**EXERCISE INSTRUCTIONS**
Locate the string "Blumen" in the listing below. Copy every line where it is found.
++++++
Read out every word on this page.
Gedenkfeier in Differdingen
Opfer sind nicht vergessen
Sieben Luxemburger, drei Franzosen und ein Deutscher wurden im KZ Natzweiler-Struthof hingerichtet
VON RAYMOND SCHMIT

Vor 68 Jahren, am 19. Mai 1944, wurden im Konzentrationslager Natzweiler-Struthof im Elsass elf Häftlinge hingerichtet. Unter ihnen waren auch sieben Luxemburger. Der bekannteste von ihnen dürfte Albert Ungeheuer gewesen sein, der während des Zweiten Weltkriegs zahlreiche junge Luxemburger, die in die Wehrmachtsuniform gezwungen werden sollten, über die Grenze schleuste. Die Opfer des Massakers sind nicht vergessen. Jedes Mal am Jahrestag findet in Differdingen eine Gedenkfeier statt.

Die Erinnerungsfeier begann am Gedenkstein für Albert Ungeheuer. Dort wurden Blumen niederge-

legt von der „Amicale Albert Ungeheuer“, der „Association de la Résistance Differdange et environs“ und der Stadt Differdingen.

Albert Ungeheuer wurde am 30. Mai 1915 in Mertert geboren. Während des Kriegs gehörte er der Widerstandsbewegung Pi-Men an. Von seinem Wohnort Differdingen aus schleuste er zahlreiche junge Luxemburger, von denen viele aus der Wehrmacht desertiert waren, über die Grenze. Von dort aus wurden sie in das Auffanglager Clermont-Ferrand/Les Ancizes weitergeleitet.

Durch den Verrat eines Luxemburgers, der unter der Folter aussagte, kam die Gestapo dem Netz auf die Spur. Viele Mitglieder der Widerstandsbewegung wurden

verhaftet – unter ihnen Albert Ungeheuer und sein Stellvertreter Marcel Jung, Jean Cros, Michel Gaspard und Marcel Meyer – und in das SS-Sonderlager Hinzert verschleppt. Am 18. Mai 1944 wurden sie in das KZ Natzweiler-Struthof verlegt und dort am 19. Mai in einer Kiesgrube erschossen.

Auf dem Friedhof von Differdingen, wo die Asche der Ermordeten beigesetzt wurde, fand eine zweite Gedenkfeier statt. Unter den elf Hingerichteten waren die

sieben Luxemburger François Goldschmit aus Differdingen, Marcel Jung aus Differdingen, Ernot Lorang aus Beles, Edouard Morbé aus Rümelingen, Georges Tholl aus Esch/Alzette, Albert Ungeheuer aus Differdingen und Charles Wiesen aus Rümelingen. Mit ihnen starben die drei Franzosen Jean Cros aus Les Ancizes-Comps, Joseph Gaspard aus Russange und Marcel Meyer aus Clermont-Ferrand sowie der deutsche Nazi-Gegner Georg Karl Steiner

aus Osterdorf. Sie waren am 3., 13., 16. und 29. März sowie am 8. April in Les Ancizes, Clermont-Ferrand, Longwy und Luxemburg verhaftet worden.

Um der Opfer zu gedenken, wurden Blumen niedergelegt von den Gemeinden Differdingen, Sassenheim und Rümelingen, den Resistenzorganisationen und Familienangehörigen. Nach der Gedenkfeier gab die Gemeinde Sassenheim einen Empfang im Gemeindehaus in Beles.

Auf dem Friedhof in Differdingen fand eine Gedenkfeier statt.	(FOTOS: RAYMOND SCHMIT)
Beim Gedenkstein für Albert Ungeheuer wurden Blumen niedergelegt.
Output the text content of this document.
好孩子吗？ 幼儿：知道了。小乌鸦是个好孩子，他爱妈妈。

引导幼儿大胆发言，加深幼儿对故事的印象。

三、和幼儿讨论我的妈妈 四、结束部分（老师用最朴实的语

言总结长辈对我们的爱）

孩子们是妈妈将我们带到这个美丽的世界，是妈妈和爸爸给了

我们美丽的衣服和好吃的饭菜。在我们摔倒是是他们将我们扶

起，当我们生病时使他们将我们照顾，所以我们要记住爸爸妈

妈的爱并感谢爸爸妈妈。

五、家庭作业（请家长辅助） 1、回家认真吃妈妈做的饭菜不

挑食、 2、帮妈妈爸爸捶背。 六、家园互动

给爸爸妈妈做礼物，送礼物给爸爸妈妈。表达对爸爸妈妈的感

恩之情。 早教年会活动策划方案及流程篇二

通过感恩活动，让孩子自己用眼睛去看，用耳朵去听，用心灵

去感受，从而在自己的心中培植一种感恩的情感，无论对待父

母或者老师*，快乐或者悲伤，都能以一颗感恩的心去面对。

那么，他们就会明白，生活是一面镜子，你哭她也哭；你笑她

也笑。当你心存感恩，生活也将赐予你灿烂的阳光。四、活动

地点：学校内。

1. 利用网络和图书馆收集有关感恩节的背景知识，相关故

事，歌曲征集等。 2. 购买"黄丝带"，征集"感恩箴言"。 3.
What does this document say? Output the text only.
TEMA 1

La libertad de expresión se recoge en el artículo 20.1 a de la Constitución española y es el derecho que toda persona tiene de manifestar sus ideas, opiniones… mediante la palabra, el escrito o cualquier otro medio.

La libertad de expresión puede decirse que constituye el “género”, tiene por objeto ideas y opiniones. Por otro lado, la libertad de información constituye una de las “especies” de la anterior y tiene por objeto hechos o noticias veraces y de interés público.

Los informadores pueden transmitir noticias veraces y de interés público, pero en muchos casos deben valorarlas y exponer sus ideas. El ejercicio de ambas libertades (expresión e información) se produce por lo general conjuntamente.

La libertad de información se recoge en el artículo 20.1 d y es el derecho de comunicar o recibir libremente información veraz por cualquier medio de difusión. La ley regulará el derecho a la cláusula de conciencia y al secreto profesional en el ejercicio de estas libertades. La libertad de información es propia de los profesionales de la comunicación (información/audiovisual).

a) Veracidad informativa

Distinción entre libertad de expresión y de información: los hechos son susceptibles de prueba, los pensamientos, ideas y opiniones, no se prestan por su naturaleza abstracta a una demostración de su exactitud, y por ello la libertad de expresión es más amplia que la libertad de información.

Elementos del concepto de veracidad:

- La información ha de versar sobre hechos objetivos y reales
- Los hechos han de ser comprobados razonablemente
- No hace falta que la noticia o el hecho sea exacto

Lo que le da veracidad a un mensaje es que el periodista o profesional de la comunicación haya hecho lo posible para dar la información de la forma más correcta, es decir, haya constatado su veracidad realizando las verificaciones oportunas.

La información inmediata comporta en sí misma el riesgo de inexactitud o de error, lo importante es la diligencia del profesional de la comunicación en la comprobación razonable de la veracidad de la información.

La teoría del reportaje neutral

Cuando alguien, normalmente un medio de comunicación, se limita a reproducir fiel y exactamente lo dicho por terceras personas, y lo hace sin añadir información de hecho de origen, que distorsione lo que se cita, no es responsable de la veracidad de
++++++
**RESULT FOR THIS TASK**
Die Erinnerungsfeier begann am Gedenkstein für Albert Ungeheuer. Dort wurden Blumen niederge-
Um der Opfer zu gedenken, wurden Blumen niedergelegt von den Gemeinden Differdingen, Sassenheim und Rümelingen, den Resistenzorganisationen und Familienangehörigen. Nach der Gedenkfeier gab die Gemeinde Sassenheim einen Empfang im Gemeindehaus in Beles.
Beim Gedenkstein für Albert Ungeheuer wurden Blumen niedergelegt.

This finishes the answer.